▶ **Data in this exercise**

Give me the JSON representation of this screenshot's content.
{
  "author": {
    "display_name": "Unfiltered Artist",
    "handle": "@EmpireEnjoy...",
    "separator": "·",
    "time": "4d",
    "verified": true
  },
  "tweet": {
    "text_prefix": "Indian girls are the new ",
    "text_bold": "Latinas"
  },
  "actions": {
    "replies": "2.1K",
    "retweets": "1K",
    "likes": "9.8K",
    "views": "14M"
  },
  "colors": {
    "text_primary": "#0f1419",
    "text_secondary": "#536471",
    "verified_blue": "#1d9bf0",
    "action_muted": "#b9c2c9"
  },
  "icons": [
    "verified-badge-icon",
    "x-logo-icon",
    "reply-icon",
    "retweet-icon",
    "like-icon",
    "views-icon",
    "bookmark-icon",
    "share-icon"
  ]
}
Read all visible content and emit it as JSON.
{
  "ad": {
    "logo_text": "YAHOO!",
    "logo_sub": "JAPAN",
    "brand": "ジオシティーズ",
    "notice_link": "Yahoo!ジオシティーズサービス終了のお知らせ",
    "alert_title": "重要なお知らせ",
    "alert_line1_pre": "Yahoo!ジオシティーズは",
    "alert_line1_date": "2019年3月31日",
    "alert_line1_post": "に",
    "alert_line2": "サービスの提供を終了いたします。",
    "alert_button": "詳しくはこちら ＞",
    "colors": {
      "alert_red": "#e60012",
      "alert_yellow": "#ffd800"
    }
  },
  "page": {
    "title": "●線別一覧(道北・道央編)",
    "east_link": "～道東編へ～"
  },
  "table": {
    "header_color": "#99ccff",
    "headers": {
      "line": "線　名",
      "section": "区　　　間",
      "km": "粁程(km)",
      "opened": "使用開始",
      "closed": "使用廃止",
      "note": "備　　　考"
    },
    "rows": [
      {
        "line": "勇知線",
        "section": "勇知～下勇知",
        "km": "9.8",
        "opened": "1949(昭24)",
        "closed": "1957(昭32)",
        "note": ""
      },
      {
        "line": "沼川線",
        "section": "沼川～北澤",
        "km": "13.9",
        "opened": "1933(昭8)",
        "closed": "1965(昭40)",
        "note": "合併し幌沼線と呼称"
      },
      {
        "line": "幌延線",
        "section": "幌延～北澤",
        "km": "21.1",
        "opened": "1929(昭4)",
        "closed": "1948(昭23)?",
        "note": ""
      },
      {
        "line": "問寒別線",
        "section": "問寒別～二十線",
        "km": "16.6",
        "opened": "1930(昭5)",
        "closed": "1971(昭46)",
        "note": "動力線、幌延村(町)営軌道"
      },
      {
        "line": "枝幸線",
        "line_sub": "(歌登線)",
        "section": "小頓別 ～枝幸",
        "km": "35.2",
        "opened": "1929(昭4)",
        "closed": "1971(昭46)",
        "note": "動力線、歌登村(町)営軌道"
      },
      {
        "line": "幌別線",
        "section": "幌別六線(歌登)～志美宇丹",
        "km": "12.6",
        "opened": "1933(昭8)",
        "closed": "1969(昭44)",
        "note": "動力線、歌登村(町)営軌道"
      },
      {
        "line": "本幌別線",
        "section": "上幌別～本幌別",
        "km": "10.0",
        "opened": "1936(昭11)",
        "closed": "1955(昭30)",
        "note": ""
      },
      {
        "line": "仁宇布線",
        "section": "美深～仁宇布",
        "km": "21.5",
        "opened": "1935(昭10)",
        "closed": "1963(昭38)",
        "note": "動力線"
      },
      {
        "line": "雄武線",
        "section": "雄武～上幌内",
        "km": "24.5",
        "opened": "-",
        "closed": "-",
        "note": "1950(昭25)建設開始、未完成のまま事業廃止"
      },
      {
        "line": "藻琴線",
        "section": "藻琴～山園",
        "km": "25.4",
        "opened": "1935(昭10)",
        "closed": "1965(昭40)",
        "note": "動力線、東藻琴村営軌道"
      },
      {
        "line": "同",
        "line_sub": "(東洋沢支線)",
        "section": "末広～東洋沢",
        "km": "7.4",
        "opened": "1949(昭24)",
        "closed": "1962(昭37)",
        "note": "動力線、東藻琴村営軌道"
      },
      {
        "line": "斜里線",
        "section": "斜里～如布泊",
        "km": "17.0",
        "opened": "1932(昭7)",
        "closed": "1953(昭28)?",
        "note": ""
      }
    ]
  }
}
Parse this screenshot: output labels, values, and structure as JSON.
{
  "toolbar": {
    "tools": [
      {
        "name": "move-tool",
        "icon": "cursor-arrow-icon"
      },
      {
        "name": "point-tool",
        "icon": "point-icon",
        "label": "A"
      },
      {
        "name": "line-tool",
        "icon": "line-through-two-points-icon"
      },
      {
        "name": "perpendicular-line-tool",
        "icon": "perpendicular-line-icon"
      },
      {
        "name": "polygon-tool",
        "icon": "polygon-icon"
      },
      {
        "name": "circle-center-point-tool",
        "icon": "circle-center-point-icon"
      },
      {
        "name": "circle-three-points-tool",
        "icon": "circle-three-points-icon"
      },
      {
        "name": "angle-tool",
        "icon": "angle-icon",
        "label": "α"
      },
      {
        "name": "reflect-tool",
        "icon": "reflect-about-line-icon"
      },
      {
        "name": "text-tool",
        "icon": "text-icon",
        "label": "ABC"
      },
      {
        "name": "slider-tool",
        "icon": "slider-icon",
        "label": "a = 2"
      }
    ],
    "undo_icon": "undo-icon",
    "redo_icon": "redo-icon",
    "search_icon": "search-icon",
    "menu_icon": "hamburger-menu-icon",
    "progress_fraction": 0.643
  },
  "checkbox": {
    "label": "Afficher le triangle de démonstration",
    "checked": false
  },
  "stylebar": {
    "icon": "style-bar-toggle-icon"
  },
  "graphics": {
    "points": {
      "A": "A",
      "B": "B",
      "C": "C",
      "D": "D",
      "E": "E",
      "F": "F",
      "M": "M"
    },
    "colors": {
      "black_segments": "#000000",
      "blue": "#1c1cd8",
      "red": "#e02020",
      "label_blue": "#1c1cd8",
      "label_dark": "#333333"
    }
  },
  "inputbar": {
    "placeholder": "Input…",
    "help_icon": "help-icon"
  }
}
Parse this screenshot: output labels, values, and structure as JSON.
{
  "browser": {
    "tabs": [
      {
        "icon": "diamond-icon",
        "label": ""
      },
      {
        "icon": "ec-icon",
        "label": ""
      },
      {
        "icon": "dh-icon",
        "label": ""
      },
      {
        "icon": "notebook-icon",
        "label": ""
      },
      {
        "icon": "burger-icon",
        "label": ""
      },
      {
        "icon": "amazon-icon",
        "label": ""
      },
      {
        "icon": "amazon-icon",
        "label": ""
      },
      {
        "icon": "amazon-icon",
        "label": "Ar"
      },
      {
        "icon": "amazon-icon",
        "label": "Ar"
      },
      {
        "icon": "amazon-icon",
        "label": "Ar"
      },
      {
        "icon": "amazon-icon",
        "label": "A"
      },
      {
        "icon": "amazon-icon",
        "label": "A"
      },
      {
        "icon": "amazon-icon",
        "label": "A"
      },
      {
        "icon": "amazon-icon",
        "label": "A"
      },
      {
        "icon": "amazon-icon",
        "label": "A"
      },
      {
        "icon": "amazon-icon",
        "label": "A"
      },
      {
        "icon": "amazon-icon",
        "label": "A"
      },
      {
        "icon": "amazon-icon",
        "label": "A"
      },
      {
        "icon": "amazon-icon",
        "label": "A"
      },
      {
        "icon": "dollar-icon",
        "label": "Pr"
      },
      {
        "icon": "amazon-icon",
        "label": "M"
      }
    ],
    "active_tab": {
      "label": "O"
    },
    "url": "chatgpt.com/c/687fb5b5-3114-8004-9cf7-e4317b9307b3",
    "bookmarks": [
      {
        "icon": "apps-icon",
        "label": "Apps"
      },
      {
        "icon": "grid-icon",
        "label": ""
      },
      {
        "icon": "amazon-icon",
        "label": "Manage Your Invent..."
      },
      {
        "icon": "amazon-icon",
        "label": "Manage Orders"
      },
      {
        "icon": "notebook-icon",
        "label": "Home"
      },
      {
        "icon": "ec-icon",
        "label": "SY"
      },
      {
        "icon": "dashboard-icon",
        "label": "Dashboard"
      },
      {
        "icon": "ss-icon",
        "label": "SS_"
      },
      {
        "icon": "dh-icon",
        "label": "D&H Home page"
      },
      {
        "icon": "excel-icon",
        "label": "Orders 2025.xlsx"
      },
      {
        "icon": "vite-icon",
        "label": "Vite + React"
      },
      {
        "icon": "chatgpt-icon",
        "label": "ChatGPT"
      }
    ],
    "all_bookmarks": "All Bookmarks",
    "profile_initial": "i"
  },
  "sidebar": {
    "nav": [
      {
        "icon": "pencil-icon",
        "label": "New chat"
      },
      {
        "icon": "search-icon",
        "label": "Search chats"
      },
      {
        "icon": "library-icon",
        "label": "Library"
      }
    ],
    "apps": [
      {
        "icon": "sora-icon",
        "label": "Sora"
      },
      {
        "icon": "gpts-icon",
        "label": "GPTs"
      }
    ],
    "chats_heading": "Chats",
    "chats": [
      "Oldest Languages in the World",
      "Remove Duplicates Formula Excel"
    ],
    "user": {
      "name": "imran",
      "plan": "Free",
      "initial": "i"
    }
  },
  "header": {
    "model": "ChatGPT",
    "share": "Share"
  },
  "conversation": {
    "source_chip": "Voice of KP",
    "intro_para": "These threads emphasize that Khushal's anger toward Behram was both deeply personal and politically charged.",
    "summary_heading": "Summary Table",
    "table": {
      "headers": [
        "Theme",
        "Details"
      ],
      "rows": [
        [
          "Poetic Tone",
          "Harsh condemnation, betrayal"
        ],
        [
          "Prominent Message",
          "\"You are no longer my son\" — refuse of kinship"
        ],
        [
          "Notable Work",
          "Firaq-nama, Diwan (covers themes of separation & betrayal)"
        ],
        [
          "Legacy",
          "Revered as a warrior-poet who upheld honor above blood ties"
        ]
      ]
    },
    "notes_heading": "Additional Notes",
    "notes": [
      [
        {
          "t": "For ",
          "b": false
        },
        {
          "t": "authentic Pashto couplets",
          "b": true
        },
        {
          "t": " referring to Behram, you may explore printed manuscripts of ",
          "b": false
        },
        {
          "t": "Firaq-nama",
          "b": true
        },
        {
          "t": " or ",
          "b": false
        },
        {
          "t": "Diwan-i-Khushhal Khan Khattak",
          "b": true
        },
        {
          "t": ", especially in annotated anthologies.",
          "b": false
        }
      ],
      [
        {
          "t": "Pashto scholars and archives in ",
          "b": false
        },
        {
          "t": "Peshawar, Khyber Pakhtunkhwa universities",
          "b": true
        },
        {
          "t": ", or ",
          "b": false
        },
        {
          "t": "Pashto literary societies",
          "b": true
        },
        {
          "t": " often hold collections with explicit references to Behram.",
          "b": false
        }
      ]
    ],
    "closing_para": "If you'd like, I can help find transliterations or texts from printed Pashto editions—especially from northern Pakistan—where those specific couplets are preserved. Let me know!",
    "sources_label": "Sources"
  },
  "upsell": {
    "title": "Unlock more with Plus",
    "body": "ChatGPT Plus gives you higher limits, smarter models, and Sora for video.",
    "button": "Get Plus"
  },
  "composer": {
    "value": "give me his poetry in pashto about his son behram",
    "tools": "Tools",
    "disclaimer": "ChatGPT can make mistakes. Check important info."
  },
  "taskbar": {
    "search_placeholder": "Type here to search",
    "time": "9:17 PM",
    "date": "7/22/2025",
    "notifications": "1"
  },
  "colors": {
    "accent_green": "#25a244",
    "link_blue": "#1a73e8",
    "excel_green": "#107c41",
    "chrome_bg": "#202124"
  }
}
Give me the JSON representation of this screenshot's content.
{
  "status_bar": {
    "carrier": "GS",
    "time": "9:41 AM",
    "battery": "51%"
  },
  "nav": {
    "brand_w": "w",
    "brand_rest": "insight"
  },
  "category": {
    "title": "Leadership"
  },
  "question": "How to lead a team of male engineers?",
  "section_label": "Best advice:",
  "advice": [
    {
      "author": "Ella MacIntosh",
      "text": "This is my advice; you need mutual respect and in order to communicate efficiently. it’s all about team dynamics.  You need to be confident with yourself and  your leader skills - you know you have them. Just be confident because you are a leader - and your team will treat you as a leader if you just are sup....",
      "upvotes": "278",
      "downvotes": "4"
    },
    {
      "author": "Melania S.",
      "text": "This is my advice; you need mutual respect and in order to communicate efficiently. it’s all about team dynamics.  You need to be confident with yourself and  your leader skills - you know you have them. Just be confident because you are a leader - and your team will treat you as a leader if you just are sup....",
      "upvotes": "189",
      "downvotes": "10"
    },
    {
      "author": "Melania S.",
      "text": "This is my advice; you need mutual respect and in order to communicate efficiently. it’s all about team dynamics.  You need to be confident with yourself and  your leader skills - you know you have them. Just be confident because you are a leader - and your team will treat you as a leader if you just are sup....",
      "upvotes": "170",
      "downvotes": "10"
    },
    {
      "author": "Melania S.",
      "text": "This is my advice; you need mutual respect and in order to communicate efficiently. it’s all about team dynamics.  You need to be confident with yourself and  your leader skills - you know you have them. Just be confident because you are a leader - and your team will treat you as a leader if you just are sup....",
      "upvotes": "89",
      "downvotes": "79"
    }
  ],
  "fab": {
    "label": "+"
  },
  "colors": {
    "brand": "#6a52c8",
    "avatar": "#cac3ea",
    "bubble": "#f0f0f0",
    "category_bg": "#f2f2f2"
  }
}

▶ **What needs to be done**
Copy out every line where the word "Manage" occurs.

▶ **Response**
        "label": "Manage Your Invent..."
        "label": "Manage Orders"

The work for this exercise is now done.